* Objective *
Would you write out the entries below, every one of them, exactly?

BEGIN Input material

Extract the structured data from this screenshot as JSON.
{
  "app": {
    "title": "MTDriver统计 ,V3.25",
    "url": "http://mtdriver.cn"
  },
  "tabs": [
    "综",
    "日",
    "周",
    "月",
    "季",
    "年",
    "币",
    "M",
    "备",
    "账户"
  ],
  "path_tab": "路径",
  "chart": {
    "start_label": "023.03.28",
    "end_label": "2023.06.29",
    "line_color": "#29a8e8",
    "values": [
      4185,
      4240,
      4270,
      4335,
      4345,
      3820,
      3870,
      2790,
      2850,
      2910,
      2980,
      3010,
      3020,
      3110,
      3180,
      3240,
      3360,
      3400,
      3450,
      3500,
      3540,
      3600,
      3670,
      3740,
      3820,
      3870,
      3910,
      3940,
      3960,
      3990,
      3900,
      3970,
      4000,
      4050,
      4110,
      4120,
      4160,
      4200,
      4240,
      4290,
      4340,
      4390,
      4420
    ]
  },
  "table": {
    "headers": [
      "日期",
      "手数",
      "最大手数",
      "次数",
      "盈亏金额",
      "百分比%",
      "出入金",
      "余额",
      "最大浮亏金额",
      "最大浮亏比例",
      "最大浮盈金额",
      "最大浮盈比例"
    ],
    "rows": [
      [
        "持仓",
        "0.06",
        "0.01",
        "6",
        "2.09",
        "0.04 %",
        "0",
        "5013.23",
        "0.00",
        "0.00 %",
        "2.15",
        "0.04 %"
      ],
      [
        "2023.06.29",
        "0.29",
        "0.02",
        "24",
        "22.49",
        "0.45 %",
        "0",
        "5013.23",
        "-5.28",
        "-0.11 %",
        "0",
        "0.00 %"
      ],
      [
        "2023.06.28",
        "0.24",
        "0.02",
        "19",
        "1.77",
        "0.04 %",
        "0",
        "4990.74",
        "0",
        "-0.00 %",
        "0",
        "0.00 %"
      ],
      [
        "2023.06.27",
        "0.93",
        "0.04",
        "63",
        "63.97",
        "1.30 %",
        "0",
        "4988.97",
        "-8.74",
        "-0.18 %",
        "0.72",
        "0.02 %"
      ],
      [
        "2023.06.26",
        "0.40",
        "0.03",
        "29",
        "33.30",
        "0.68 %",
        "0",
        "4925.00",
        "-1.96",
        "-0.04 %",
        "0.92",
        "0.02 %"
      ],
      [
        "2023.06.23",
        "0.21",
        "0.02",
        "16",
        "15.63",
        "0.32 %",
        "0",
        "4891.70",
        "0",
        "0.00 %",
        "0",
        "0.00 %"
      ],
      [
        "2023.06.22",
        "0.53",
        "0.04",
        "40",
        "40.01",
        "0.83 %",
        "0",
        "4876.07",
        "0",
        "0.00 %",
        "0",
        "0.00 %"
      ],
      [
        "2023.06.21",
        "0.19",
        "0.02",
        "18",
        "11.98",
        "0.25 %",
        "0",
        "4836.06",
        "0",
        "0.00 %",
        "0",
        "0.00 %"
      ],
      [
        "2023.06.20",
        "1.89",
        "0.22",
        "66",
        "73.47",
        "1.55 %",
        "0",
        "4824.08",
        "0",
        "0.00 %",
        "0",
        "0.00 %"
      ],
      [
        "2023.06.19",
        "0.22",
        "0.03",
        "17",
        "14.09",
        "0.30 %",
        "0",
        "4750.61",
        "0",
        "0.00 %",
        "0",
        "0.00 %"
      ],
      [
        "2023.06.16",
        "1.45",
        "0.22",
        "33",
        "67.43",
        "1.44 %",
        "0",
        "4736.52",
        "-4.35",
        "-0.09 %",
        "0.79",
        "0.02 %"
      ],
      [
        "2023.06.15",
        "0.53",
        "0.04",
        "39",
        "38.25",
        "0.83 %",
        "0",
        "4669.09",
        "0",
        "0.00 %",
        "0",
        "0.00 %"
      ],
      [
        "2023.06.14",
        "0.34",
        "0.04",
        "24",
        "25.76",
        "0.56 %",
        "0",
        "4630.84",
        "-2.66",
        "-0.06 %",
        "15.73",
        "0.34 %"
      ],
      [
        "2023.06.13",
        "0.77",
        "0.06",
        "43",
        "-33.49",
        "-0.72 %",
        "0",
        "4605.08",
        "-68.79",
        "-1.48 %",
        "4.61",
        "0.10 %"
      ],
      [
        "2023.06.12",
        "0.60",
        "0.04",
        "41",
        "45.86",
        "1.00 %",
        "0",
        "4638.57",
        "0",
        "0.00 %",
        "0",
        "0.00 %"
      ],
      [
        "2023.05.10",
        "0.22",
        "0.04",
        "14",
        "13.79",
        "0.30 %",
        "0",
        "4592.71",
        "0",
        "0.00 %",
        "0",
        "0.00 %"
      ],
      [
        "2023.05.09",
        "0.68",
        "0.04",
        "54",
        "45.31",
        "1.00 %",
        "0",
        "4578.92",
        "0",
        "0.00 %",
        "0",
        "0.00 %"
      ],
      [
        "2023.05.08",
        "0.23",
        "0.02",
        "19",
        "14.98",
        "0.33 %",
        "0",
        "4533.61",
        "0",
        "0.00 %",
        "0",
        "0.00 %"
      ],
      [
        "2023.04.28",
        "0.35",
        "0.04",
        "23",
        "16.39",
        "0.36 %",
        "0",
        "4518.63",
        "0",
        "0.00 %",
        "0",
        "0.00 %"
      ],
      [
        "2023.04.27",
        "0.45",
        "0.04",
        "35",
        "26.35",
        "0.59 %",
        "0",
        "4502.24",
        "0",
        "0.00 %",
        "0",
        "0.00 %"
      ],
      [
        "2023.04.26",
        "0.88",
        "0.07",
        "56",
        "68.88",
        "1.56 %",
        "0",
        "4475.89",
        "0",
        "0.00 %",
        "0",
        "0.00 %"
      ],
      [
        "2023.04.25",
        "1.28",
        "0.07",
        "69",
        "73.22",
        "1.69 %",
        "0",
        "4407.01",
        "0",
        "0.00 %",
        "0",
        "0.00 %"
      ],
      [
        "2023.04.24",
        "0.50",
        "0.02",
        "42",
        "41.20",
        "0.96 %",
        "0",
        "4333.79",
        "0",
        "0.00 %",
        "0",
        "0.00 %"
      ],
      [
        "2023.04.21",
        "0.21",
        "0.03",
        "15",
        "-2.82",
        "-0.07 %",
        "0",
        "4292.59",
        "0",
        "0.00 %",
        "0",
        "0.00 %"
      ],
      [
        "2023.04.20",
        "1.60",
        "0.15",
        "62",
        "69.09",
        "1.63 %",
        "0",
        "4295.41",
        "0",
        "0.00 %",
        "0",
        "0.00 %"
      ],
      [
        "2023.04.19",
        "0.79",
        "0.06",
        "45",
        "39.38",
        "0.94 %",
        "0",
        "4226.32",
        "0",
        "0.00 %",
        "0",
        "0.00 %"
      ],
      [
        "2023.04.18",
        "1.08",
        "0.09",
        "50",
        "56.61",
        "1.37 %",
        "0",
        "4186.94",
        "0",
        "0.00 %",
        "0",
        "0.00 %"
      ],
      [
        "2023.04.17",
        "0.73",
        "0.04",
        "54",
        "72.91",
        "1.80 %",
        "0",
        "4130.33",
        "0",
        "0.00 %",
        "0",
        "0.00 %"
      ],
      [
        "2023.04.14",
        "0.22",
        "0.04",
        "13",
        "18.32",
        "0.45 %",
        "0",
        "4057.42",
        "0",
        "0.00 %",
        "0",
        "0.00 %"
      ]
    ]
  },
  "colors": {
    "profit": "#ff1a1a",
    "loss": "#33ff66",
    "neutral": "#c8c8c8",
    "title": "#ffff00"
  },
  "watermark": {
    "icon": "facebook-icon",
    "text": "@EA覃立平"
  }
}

END Input material

* Answer to this problem *
Extract the structured data from this screenshot as JSON.
{
  "app": {
    "title": "MTDriver统计 ,V3.25",
    "url": "http://mtdriver.cn"
  },
  "tabs": [
    "综",
    "日",
    "周",
    "月",
    "季",
    "年",
    "币",
    "M",
    "备",
    "账户"
  ],
  "path_tab": "路径",
  "chart": {
    "start_label": "023.03.28",
    "end_label": "2023.06.29",
    "line_color": "#29a8e8",
    "values": [
      4185,
      4240,
      4270,
      4335,
      4345,
      3820,
      3870,
      2790,
      2850,
      2910,
      2980,
      3010,
      3020,
      3110,
      3180,
      3240,
      3360,
      3400,
      3450,
      3500,
      3540,
      3600,
      3670,
      3740,
      3820,
      3870,
      3910,
      3940,
      3960,
      3990,
      3900,
      3970,
      4000,
      4050,
      4110,
      4120,
      4160,
      4200,
      4240,
      4290,
      4340,
      4390,
      4420
    ]
  },
  "table": {
    "headers": [
      "日期",
      "手数",
      "最大手数",
      "次数",
      "盈亏金额",
      "百分比%",
      "出入金",
      "余额",
      "最大浮亏金额",
      "最大浮亏比例",
      "最大浮盈金额",
      "最大浮盈比例"
    ],
    "rows": [
      [
        "持仓",
        "0.06",
        "0.01",
        "6",
        "2.09",
        "0.04 %",
        "0",
        "5013.23",
        "0.00",
        "0.00 %",
        "2.15",
        "0.04 %"
      ],
      [
        "2023.06.29",
        "0.29",
        "0.02",
        "24",
        "22.49",
        "0.45 %",
        "0",
        "5013.23",
        "-5.28",
        "-0.11 %",
        "0",
        "0.00 %"
      ],
      [
        "2023.06.28",
        "0.24",
        "0.02",
        "19",
        "1.77",
        "0.04 %",
        "0",
        "4990.74",
        "0",
        "-0.00 %",
        "0",
        "0.00 %"
      ],
      [
        "2023.06.27",
        "0.93",
        "0.04",
        "63",
        "63.97",
        "1.30 %",
        "0",
        "4988.97",
        "-8.74",
        "-0.18 %",
        "0.72",
        "0.02 %"
      ],
      [
        "2023.06.26",
        "0.40",
        "0.03",
        "29",
        "33.30",
        "0.68 %",
        "0",
        "4925.00",
        "-1.96",
        "-0.04 %",
        "0.92",
        "0.02 %"
      ],
      [
        "2023.06.23",
        "0.21",
        "0.02",
        "16",
        "15.63",
        "0.32 %",
        "0",
        "4891.70",
        "0",
        "0.00 %",
        "0",
        "0.00 %"
      ],
      [
        "2023.06.22",
        "0.53",
        "0.04",
        "40",
        "40.01",
        "0.83 %",
        "0",
        "4876.07",
        "0",
        "0.00 %",
        "0",
        "0.00 %"
      ],
      [
        "2023.06.21",
        "0.19",
        "0.02",
        "18",
        "11.98",
        "0.25 %",
        "0",
        "4836.06",
        "0",
        "0.00 %",
        "0",
        "0.00 %"
      ],
      [
        "2023.06.20",
        "1.89",
        "0.22",
        "66",
        "73.47",
        "1.55 %",
        "0",
        "4824.08",
        "0",
        "0.00 %",
        "0",
        "0.00 %"
      ],
      [
        "2023.06.19",
        "0.22",
        "0.03",
        "17",
        "14.09",
        "0.30 %",
        "0",
        "4750.61",
        "0",
        "0.00 %",
        "0",
        "0.00 %"
      ],
      [
        "2023.06.16",
        "1.45",
        "0.22",
        "33",
        "67.43",
        "1.44 %",
        "0",
        "4736.52",
        "-4.35",
        "-0.09 %",
        "0.79",
        "0.02 %"
      ],
      [
        "2023.06.15",
        "0.53",
        "0.04",
        "39",
        "38.25",
        "0.83 %",
        "0",
        "4669.09",
        "0",
        "0.00 %",
        "0",
        "0.00 %"
      ],
      [
        "2023.06.14",
        "0.34",
        "0.04",
        "24",
        "25.76",
        "0.56 %",
        "0",
        "4630.84",
        "-2.66",
        "-0.06 %",
        "15.73",
        "0.34 %"
      ],
      [
        "2023.06.13",
        "0.77",
        "0.06",
        "43",
        "-33.49",
        "-0.72 %",
        "0",
        "4605.08",
        "-68.79",
        "-1.48 %",
        "4.61",
        "0.10 %"
      ],
      [
        "2023.06.12",
        "0.60",
        "0.04",
        "41",
        "45.86",
        "1.00 %",
        "0",
        "4638.57",
        "0",
        "0.00 %",
        "0",
        "0.00 %"
      ],
      [
        "2023.05.10",
        "0.22",
        "0.04",
        "14",
        "13.79",
        "0.30 %",
        "0",
        "4592.71",
        "0",
        "0.00 %",
        "0",
        "0.00 %"
      ],
      [
        "2023.05.09",
        "0.68",
        "0.04",
        "54",
        "45.31",
        "1.00 %",
        "0",
        "4578.92",
        "0",
        "0.00 %",
        "0",
        "0.00 %"
      ],
      [
        "2023.05.08",
        "0.23",
        "0.02",
        "19",
        "14.98",
        "0.33 %",
        "0",
        "4533.61",
        "0",
        "0.00 %",
        "0",
        "0.00 %"
      ],
      [
        "2023.04.28",
        "0.35",
        "0.04",
        "23",
        "16.39",
        "0.36 %",
        "0",
        "4518.63",
        "0",
        "0.00 %",
        "0",
        "0.00 %"
      ],
      [
        "2023.04.27",
        "0.45",
        "0.04",
        "35",
        "26.35",
        "0.59 %",
        "0",
        "4502.24",
        "0",
        "0.00 %",
        "0",
        "0.00 %"
      ],
      [
        "2023.04.26",
        "0.88",
        "0.07",
        "56",
        "68.88",
        "1.56 %",
        "0",
        "4475.89",
        "0",
        "0.00 %",
        "0",
        "0.00 %"
      ],
      [
        "2023.04.25",
        "1.28",
        "0.07",
        "69",
        "73.22",
        "1.69 %",
        "0",
        "4407.01",
        "0",
        "0.00 %",
        "0",
        "0.00 %"
      ],
      [
        "2023.04.24",
        "0.50",
        "0.02",
        "42",
        "41.20",
        "0.96 %",
        "0",
        "4333.79",
        "0",
        "0.00 %",
        "0",
        "0.00 %"
      ],
      [
        "2023.04.21",
        "0.21",
        "0.03",
        "15",
        "-2.82",
        "-0.07 %",
        "0",
        "4292.59",
        "0",
        "0.00 %",
        "0",
        "0.00 %"
      ],
      [
        "2023.04.20",
        "1.60",
        "0.15",
        "62",
        "69.09",
        "1.63 %",
        "0",
        "4295.41",
        "0",
        "0.00 %",
        "0",
        "0.00 %"
      ],
      [
        "2023.04.19",
        "0.79",
        "0.06",
        "45",
        "39.38",
        "0.94 %",
        "0",
        "4226.32",
        "0",
        "0.00 %",
        "0",
        "0.00 %"
      ],
      [
        "2023.04.18",
        "1.08",
        "0.09",
        "50",
        "56.61",
        "1.37 %",
        "0",
        "4186.94",
        "0",
        "0.00 %",
        "0",
        "0.00 %"
      ],
      [
        "2023.04.17",
        "0.73",
        "0.04",
        "54",
        "72.91",
        "1.80 %",
        "0",
        "4130.33",
        "0",
        "0.00 %",
        "0",
        "0.00 %"
      ],
      [
        "2023.04.14",
        "0.22",
        "0.04",
        "13",
        "18.32",
        "0.45 %",
        "0",
        "4057.42",
        "0",
        "0.00 %",
        "0",
        "0.00 %"
      ]
    ]
  },
  "colors": {
    "profit": "#ff1a1a",
    "loss": "#33ff66",
    "neutral": "#c8c8c8",
    "title": "#ffff00"
  },
  "watermark": {
    "icon": "facebook-icon",
    "text": "@EA覃立平"
  }
}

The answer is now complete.